* EXERCISE DETAILS: Extract the whole listing as it stands. Do not include the pictures.

* DATA ROWS:
--
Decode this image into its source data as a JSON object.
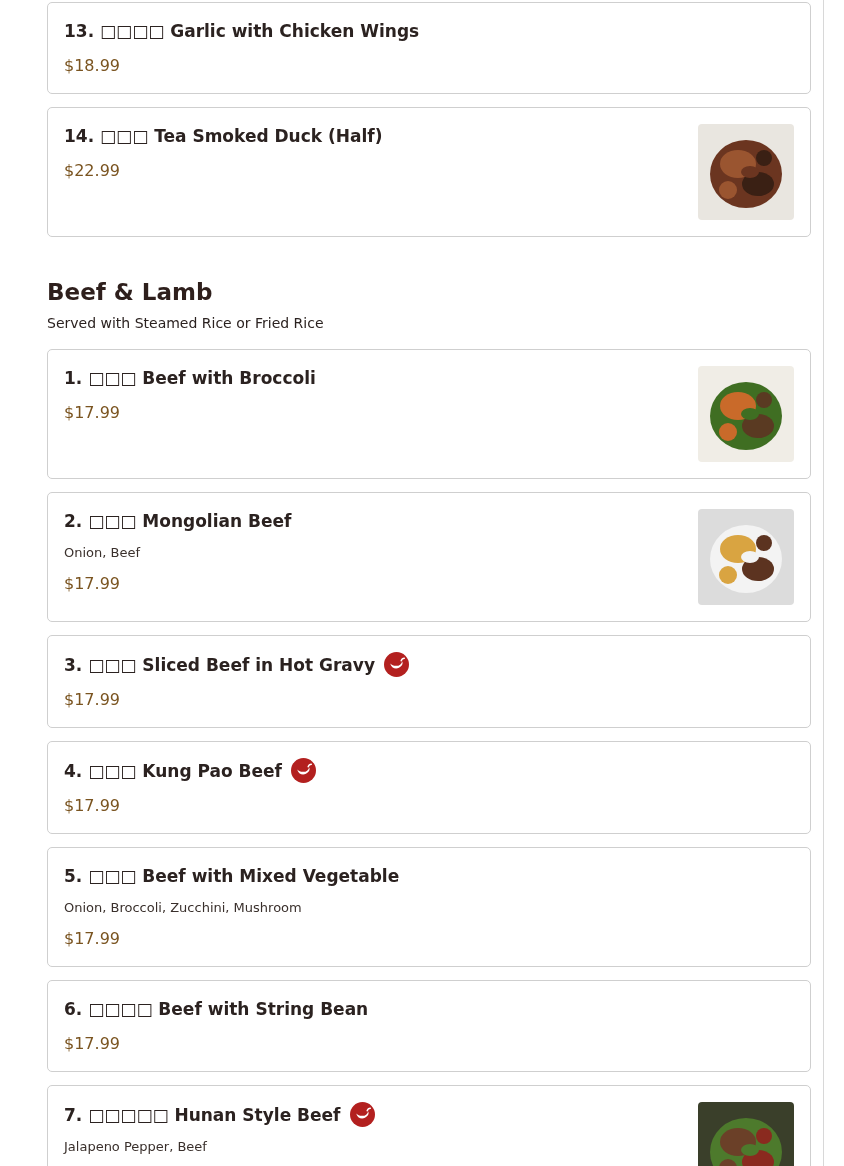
{
  "sections": [
    {
      "items": [
        {
          "name": "13. □□□□ Garlic with Chicken Wings",
          "price": "$18.99",
          "spicy": false
        },
        {
          "name": "14. □□□ Tea Smoked Duck (Half)",
          "price": "$22.99",
          "spicy": false
        }
      ]
    },
    {
      "title": "Beef & Lamb",
      "subtitle": "Served with Steamed Rice or Fried Rice",
      "items": [
        {
          "name": "1. □□□ Beef with Broccoli",
          "price": "$17.99",
          "spicy": false
        },
        {
          "name": "2. □□□ Mongolian Beef",
          "description": "Onion, Beef",
          "price": "$17.99",
          "spicy": false
        },
        {
          "name": "3. □□□ Sliced Beef in Hot Gravy",
          "price": "$17.99",
          "spicy": true
        },
        {
          "name": "4. □□□ Kung Pao Beef",
          "price": "$17.99",
          "spicy": true
        },
        {
          "name": "5. □□□ Beef with Mixed Vegetable",
          "description": "Onion, Broccoli, Zucchini, Mushroom",
          "price": "$17.99",
          "spicy": false
        },
        {
          "name": "6. □□□□ Beef with String Bean",
          "price": "$17.99",
          "spicy": false
        },
        {
          "name": "7. □□□□□ Hunan Style Beef",
          "description": "Jalapeno Pepper, Beef",
          "spicy": true
        }
      ]
    }
  ]
}
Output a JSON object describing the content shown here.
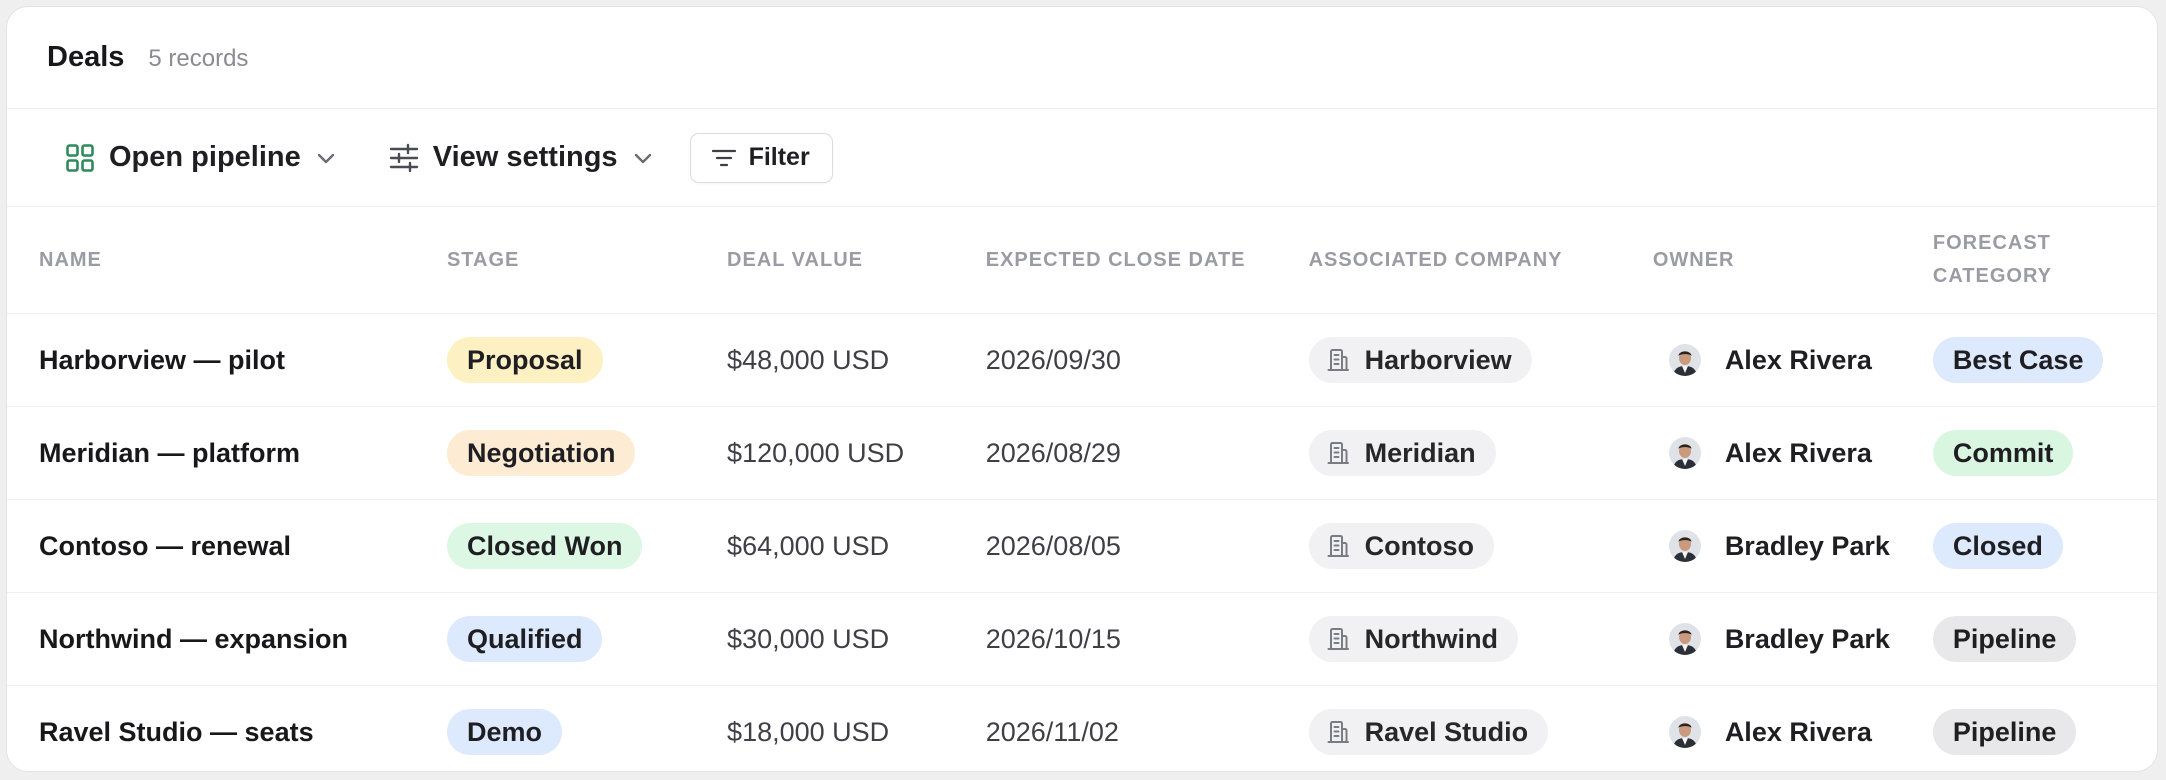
--
* SOLUTION TO THIS TASK:
Decode this image into its source data as a JSON object.
{
  "sections": [
    {
      "items": [
        {
          "name": "13. □□□□ Garlic with Chicken Wings",
          "price": "$18.99",
          "spicy": false
        },
        {
          "name": "14. □□□ Tea Smoked Duck (Half)",
          "price": "$22.99",
          "spicy": false
        }
      ]
    },
    {
      "title": "Beef & Lamb",
      "subtitle": "Served with Steamed Rice or Fried Rice",
      "items": [
        {
          "name": "1. □□□ Beef with Broccoli",
          "price": "$17.99",
          "spicy": false
        },
        {
          "name": "2. □□□ Mongolian Beef",
          "description": "Onion, Beef",
          "price": "$17.99",
          "spicy": false
        },
        {
          "name": "3. □□□ Sliced Beef in Hot Gravy",
          "price": "$17.99",
          "spicy": true
        },
        {
          "name": "4. □□□ Kung Pao Beef",
          "price": "$17.99",
          "spicy": true
        },
        {
          "name": "5. □□□ Beef with Mixed Vegetable",
          "description": "Onion, Broccoli, Zucchini, Mushroom",
          "price": "$17.99",
          "spicy": false
        },
        {
          "name": "6. □□□□ Beef with String Bean",
          "price": "$17.99",
          "spicy": false
        },
        {
          "name": "7. □□□□□ Hunan Style Beef",
          "description": "Jalapeno Pepper, Beef",
          "spicy": true
        }
      ]
    }
  ]
}
Output a JSON object describing the content shown here.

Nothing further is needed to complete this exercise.